◆ INSTRUCTIONS TO FOLLOW: Select all lines in the records that include "BLACK".

◆ MATERIAL PROVIDED:
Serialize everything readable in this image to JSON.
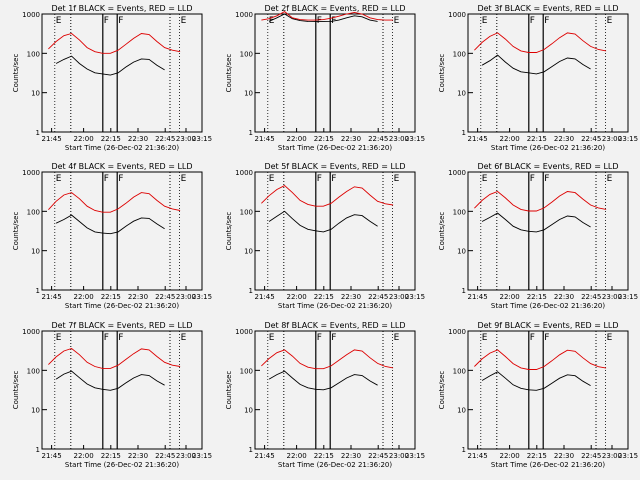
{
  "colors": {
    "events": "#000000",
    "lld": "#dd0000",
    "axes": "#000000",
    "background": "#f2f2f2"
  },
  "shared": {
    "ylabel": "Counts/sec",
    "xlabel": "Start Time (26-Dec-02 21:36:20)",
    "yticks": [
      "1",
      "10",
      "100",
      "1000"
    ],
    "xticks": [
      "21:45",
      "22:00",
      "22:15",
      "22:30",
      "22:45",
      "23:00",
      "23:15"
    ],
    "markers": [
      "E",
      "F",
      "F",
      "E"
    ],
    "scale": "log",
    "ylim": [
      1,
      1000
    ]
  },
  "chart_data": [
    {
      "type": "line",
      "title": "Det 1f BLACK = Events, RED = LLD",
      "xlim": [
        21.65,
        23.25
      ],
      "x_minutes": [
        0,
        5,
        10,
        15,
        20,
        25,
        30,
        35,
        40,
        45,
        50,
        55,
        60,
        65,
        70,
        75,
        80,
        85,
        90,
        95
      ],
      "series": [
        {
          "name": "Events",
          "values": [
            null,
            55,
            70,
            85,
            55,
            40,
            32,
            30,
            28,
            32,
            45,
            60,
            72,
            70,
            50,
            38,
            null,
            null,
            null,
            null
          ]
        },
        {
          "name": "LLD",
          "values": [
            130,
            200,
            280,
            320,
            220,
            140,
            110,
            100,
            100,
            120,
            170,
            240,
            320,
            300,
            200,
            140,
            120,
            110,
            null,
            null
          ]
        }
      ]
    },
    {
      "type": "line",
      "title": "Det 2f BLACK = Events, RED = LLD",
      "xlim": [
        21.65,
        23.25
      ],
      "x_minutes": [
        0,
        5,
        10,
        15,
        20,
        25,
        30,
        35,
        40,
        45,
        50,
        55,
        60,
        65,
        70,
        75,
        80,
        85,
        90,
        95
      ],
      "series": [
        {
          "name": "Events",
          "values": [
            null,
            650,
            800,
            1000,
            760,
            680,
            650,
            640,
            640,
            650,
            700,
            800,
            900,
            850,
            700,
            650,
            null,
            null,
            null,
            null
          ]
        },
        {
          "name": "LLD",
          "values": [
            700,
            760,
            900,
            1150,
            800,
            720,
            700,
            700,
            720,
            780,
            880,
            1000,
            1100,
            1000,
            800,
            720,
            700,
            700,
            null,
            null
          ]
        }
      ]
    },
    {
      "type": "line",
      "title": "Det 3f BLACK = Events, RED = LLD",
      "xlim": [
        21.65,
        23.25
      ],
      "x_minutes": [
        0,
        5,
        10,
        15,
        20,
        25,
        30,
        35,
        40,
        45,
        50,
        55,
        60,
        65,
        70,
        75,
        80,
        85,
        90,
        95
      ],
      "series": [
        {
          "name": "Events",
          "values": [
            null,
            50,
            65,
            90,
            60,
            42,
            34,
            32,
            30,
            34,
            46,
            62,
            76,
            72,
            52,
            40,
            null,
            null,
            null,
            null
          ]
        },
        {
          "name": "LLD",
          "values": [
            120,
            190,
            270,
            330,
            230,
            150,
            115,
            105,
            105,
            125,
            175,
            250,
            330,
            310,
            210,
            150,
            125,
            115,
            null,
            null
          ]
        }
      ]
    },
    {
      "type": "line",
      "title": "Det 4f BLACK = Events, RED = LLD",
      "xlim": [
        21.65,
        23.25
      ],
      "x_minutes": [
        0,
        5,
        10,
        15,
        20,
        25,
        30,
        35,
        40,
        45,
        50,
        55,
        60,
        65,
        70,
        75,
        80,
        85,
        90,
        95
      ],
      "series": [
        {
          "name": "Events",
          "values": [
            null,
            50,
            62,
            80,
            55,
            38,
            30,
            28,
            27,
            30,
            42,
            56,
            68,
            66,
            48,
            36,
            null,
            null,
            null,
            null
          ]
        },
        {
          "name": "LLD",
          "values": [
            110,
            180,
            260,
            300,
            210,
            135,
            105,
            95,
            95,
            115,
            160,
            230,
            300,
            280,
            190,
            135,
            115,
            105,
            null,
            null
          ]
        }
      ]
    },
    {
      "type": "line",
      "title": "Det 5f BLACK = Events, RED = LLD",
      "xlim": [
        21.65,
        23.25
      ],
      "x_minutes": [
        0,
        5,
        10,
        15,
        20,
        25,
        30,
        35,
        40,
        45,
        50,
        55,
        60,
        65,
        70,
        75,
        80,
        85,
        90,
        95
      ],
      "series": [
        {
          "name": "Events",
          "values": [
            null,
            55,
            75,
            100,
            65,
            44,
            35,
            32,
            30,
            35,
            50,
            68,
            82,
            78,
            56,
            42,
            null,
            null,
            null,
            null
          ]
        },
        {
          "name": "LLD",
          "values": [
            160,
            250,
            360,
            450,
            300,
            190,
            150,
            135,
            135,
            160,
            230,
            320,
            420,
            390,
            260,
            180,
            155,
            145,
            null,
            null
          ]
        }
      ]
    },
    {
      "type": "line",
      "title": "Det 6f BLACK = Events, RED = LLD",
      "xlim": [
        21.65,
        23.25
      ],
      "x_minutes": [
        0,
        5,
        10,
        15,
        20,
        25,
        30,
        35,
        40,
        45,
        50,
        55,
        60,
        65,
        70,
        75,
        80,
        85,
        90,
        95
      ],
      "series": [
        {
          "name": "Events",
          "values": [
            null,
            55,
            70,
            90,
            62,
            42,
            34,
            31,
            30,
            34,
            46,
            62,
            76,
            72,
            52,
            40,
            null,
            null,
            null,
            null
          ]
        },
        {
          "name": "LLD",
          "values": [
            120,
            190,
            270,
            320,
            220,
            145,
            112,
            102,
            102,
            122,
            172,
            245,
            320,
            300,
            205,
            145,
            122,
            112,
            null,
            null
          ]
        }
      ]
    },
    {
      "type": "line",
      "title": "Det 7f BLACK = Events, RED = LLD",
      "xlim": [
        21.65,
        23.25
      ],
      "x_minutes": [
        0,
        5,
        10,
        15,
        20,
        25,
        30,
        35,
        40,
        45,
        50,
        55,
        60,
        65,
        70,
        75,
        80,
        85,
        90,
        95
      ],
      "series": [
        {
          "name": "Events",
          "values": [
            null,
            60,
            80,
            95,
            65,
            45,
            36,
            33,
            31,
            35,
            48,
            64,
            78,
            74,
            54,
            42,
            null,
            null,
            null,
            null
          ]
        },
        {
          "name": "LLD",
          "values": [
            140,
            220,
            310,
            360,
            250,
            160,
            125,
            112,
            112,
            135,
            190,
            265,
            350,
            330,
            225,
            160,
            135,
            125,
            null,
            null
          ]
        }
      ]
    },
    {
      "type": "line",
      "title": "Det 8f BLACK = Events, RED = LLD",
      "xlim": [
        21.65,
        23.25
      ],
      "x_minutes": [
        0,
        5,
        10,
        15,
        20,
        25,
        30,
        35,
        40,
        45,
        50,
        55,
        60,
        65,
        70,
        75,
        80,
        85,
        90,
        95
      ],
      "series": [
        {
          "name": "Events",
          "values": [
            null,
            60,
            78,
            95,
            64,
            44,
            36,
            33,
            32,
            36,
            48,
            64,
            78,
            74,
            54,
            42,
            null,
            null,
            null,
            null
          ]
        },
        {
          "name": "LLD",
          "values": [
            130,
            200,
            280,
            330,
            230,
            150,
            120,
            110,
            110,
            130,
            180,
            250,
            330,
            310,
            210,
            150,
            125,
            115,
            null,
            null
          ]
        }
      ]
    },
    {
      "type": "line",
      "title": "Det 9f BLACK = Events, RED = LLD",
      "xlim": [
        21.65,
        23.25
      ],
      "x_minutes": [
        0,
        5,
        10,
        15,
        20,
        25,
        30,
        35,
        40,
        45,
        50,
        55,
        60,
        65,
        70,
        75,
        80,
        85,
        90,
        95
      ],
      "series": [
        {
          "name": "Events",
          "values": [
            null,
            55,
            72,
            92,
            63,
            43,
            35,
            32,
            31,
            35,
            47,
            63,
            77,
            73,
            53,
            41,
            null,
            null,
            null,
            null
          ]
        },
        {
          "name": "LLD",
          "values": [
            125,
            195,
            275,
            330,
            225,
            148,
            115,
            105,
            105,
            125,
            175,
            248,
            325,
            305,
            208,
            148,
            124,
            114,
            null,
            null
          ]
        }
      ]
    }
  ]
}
* * *
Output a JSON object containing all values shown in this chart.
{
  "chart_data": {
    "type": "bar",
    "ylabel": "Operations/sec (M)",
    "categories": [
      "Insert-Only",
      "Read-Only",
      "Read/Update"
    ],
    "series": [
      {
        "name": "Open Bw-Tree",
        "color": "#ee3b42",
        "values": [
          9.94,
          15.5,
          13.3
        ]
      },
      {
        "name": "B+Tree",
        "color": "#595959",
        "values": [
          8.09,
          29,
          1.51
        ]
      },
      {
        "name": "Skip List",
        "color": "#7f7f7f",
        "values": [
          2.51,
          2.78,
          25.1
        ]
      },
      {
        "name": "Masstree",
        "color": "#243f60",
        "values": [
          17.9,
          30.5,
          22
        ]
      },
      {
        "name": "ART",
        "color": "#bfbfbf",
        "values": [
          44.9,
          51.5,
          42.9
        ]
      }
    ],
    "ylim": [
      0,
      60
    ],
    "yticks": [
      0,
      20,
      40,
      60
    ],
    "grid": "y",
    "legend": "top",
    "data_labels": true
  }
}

◆ CORRECT OUTPUT:
      "title": "Det 1f BLACK = Events, RED = LLD",
      "title": "Det 2f BLACK = Events, RED = LLD",
      "title": "Det 3f BLACK = Events, RED = LLD",
      "title": "Det 4f BLACK = Events, RED = LLD",
      "title": "Det 5f BLACK = Events, RED = LLD",
      "title": "Det 6f BLACK = Events, RED = LLD",
      "title": "Det 7f BLACK = Events, RED = LLD",
      "title": "Det 8f BLACK = Events, RED = LLD",
      "title": "Det 9f BLACK = Events, RED = LLD",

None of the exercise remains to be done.